+++ SUPPLIED DATA +++

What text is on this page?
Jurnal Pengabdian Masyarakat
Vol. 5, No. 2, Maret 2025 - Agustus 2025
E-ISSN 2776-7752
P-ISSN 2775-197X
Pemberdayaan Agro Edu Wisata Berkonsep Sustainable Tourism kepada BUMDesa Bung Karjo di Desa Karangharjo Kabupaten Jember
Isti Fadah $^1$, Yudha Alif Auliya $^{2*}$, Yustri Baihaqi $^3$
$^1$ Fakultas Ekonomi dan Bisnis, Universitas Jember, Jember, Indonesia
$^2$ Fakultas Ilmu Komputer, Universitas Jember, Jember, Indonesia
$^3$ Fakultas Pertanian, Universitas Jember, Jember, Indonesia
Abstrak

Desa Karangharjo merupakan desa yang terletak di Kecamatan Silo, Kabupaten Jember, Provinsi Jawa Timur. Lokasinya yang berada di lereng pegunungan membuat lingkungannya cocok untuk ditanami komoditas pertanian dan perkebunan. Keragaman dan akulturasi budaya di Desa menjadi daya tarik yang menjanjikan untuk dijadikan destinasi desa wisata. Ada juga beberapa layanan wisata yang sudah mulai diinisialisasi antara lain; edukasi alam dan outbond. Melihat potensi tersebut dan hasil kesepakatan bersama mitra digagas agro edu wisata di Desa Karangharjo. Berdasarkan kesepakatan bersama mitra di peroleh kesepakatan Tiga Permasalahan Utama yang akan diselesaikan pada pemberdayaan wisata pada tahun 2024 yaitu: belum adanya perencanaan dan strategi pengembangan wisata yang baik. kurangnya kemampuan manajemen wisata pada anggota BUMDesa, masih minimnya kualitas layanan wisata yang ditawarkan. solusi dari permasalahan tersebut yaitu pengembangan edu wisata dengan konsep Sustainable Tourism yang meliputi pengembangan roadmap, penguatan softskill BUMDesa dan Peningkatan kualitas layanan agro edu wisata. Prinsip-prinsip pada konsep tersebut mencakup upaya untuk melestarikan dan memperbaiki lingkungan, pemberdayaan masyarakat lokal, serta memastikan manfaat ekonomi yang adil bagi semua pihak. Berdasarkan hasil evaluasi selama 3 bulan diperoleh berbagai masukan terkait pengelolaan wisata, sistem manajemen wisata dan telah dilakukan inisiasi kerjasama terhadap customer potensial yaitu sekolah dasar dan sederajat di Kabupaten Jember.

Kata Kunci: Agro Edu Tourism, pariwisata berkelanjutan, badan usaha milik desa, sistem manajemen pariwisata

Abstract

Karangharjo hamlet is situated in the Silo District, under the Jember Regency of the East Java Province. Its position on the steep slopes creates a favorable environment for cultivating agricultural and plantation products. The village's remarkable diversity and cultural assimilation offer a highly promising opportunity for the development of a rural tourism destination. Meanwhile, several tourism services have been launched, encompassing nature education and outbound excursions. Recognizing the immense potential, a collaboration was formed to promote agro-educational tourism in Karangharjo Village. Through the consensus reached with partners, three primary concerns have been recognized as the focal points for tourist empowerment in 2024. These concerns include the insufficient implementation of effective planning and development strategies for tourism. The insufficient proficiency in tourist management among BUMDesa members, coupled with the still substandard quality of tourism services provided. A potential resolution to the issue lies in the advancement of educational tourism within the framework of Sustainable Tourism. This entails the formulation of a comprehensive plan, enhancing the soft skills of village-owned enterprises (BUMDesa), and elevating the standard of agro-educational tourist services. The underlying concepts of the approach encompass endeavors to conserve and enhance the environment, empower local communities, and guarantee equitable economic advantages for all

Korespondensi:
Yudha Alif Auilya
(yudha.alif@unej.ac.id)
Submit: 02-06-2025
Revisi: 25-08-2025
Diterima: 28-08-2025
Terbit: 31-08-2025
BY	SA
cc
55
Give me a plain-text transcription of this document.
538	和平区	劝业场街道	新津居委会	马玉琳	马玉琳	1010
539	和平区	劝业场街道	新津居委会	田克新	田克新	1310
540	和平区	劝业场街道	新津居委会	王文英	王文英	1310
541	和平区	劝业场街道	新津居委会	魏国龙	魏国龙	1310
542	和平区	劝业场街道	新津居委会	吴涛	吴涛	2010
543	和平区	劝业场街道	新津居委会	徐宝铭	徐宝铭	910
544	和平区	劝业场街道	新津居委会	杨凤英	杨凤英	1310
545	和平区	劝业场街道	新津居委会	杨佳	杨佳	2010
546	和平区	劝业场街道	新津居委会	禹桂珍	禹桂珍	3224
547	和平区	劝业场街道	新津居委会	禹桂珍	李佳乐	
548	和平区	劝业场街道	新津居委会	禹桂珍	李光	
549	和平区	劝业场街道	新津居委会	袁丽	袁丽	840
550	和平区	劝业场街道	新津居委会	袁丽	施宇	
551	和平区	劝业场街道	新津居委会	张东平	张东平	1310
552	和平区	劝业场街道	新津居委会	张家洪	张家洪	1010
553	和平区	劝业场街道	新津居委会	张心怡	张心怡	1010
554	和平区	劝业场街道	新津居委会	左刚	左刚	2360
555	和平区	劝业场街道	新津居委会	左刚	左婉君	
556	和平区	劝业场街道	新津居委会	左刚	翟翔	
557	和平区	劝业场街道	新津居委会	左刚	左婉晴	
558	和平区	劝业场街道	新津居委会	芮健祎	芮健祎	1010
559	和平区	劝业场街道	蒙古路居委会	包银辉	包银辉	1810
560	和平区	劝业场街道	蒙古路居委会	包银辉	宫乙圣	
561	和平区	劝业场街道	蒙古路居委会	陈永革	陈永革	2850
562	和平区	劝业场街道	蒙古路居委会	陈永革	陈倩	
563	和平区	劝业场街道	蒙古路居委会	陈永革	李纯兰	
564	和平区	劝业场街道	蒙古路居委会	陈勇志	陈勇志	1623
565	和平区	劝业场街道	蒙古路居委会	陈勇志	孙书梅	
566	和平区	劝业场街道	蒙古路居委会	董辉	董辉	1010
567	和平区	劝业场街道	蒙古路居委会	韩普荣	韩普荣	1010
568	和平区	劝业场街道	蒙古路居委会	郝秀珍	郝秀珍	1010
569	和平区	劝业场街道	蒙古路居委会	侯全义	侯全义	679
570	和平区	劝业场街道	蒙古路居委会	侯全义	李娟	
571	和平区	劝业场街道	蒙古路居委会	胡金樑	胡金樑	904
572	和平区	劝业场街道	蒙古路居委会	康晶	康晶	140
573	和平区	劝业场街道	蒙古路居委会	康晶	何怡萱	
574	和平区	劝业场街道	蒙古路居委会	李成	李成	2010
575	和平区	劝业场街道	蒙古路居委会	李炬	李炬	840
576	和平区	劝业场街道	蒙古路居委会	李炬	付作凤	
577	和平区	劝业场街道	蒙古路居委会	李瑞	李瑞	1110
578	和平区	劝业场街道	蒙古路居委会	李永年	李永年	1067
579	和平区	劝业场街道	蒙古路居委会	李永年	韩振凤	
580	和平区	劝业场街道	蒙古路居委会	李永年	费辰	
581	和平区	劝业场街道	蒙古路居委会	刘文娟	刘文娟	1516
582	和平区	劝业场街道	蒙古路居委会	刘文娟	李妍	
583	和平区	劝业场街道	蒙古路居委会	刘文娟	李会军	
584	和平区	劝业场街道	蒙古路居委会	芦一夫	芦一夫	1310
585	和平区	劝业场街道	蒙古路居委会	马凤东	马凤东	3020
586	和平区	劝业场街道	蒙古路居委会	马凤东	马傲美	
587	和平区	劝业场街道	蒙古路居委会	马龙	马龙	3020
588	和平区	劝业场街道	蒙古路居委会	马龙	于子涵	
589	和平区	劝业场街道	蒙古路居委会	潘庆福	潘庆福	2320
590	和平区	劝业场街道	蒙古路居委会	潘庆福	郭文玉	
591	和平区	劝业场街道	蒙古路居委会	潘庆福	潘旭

+++

▶ **SHORT TASK**: Quote each line of the data above exactly as written.

▶ **RIGHT ANSWER**:
What text is on this page?
Jurnal Pengabdian Masyarakat
Vol. 5, No. 2, Maret 2025 - Agustus 2025
E-ISSN 2776-7752
P-ISSN 2775-197X
Pemberdayaan Agro Edu Wisata Berkonsep Sustainable Tourism kepada BUMDesa Bung Karjo di Desa Karangharjo Kabupaten Jember
Isti Fadah $^1$, Yudha Alif Auliya $^{2*}$, Yustri Baihaqi $^3$
$^1$ Fakultas Ekonomi dan Bisnis, Universitas Jember, Jember, Indonesia
$^2$ Fakultas Ilmu Komputer, Universitas Jember, Jember, Indonesia
$^3$ Fakultas Pertanian, Universitas Jember, Jember, Indonesia
Abstrak

Desa Karangharjo merupakan desa yang terletak di Kecamatan Silo, Kabupaten Jember, Provinsi Jawa Timur. Lokasinya yang berada di lereng pegunungan membuat lingkungannya cocok untuk ditanami komoditas pertanian dan perkebunan. Keragaman dan akulturasi budaya di Desa menjadi daya tarik yang menjanjikan untuk dijadikan destinasi desa wisata. Ada juga beberapa layanan wisata yang sudah mulai diinisialisasi antara lain; edukasi alam dan outbond. Melihat potensi tersebut dan hasil kesepakatan bersama mitra digagas agro edu wisata di Desa Karangharjo. Berdasarkan kesepakatan bersama mitra di peroleh kesepakatan Tiga Permasalahan Utama yang akan diselesaikan pada pemberdayaan wisata pada tahun 2024 yaitu: belum adanya perencanaan dan strategi pengembangan wisata yang baik. kurangnya kemampuan manajemen wisata pada anggota BUMDesa, masih minimnya kualitas layanan wisata yang ditawarkan. solusi dari permasalahan tersebut yaitu pengembangan edu wisata dengan konsep Sustainable Tourism yang meliputi pengembangan roadmap, penguatan softskill BUMDesa dan Peningkatan kualitas layanan agro edu wisata. Prinsip-prinsip pada konsep tersebut mencakup upaya untuk melestarikan dan memperbaiki lingkungan, pemberdayaan masyarakat lokal, serta memastikan manfaat ekonomi yang adil bagi semua pihak. Berdasarkan hasil evaluasi selama 3 bulan diperoleh berbagai masukan terkait pengelolaan wisata, sistem manajemen wisata dan telah dilakukan inisiasi kerjasama terhadap customer potensial yaitu sekolah dasar dan sederajat di Kabupaten Jember.

Kata Kunci: Agro Edu Tourism, pariwisata berkelanjutan, badan usaha milik desa, sistem manajemen pariwisata

Abstract

Karangharjo hamlet is situated in the Silo District, under the Jember Regency of the East Java Province. Its position on the steep slopes creates a favorable environment for cultivating agricultural and plantation products. The village's remarkable diversity and cultural assimilation offer a highly promising opportunity for the development of a rural tourism destination. Meanwhile, several tourism services have been launched, encompassing nature education and outbound excursions. Recognizing the immense potential, a collaboration was formed to promote agro-educational tourism in Karangharjo Village. Through the consensus reached with partners, three primary concerns have been recognized as the focal points for tourist empowerment in 2024. These concerns include the insufficient implementation of effective planning and development strategies for tourism. The insufficient proficiency in tourist management among BUMDesa members, coupled with the still substandard quality of tourism services provided. A potential resolution to the issue lies in the advancement of educational tourism within the framework of Sustainable Tourism. This entails the formulation of a comprehensive plan, enhancing the soft skills of village-owned enterprises (BUMDesa), and elevating the standard of agro-educational tourist services. The underlying concepts of the approach encompass endeavors to conserve and enhance the environment, empower local communities, and guarantee equitable economic advantages for all

Korespondensi:
Yudha Alif Auilya
(yudha.alif@unej.ac.id)
Submit: 02-06-2025
Revisi: 25-08-2025
Diterima: 28-08-2025
Terbit: 31-08-2025
BY	SA
cc
55
Give me a plain-text transcription of this document.
538	和平区	劝业场街道	新津居委会	马玉琳	马玉琳	1010
539	和平区	劝业场街道	新津居委会	田克新	田克新	1310
540	和平区	劝业场街道	新津居委会	王文英	王文英	1310
541	和平区	劝业场街道	新津居委会	魏国龙	魏国龙	1310
542	和平区	劝业场街道	新津居委会	吴涛	吴涛	2010
543	和平区	劝业场街道	新津居委会	徐宝铭	徐宝铭	910
544	和平区	劝业场街道	新津居委会	杨凤英	杨凤英	1310
545	和平区	劝业场街道	新津居委会	杨佳	杨佳	2010
546	和平区	劝业场街道	新津居委会	禹桂珍	禹桂珍	3224
547	和平区	劝业场街道	新津居委会	禹桂珍	李佳乐	
548	和平区	劝业场街道	新津居委会	禹桂珍	李光	
549	和平区	劝业场街道	新津居委会	袁丽	袁丽	840
550	和平区	劝业场街道	新津居委会	袁丽	施宇	
551	和平区	劝业场街道	新津居委会	张东平	张东平	1310
552	和平区	劝业场街道	新津居委会	张家洪	张家洪	1010
553	和平区	劝业场街道	新津居委会	张心怡	张心怡	1010
554	和平区	劝业场街道	新津居委会	左刚	左刚	2360
555	和平区	劝业场街道	新津居委会	左刚	左婉君	
556	和平区	劝业场街道	新津居委会	左刚	翟翔	
557	和平区	劝业场街道	新津居委会	左刚	左婉晴	
558	和平区	劝业场街道	新津居委会	芮健祎	芮健祎	1010
559	和平区	劝业场街道	蒙古路居委会	包银辉	包银辉	1810
560	和平区	劝业场街道	蒙古路居委会	包银辉	宫乙圣	
561	和平区	劝业场街道	蒙古路居委会	陈永革	陈永革	2850
562	和平区	劝业场街道	蒙古路居委会	陈永革	陈倩	
563	和平区	劝业场街道	蒙古路居委会	陈永革	李纯兰	
564	和平区	劝业场街道	蒙古路居委会	陈勇志	陈勇志	1623
565	和平区	劝业场街道	蒙古路居委会	陈勇志	孙书梅	
566	和平区	劝业场街道	蒙古路居委会	董辉	董辉	1010
567	和平区	劝业场街道	蒙古路居委会	韩普荣	韩普荣	1010
568	和平区	劝业场街道	蒙古路居委会	郝秀珍	郝秀珍	1010
569	和平区	劝业场街道	蒙古路居委会	侯全义	侯全义	679
570	和平区	劝业场街道	蒙古路居委会	侯全义	李娟	
571	和平区	劝业场街道	蒙古路居委会	胡金樑	胡金樑	904
572	和平区	劝业场街道	蒙古路居委会	康晶	康晶	140
573	和平区	劝业场街道	蒙古路居委会	康晶	何怡萱	
574	和平区	劝业场街道	蒙古路居委会	李成	李成	2010
575	和平区	劝业场街道	蒙古路居委会	李炬	李炬	840
576	和平区	劝业场街道	蒙古路居委会	李炬	付作凤	
577	和平区	劝业场街道	蒙古路居委会	李瑞	李瑞	1110
578	和平区	劝业场街道	蒙古路居委会	李永年	李永年	1067
579	和平区	劝业场街道	蒙古路居委会	李永年	韩振凤	
580	和平区	劝业场街道	蒙古路居委会	李永年	费辰	
581	和平区	劝业场街道	蒙古路居委会	刘文娟	刘文娟	1516
582	和平区	劝业场街道	蒙古路居委会	刘文娟	李妍	
583	和平区	劝业场街道	蒙古路居委会	刘文娟	李会军	
584	和平区	劝业场街道	蒙古路居委会	芦一夫	芦一夫	1310
585	和平区	劝业场街道	蒙古路居委会	马凤东	马凤东	3020
586	和平区	劝业场街道	蒙古路居委会	马凤东	马傲美	
587	和平区	劝业场街道	蒙古路居委会	马龙	马龙	3020
588	和平区	劝业场街道	蒙古路居委会	马龙	于子涵	
589	和平区	劝业场街道	蒙古路居委会	潘庆福	潘庆福	2320
590	和平区	劝业场街道	蒙古路居委会	潘庆福	郭文玉	
591	和平区	劝业场街道	蒙古路居委会	潘庆福	潘旭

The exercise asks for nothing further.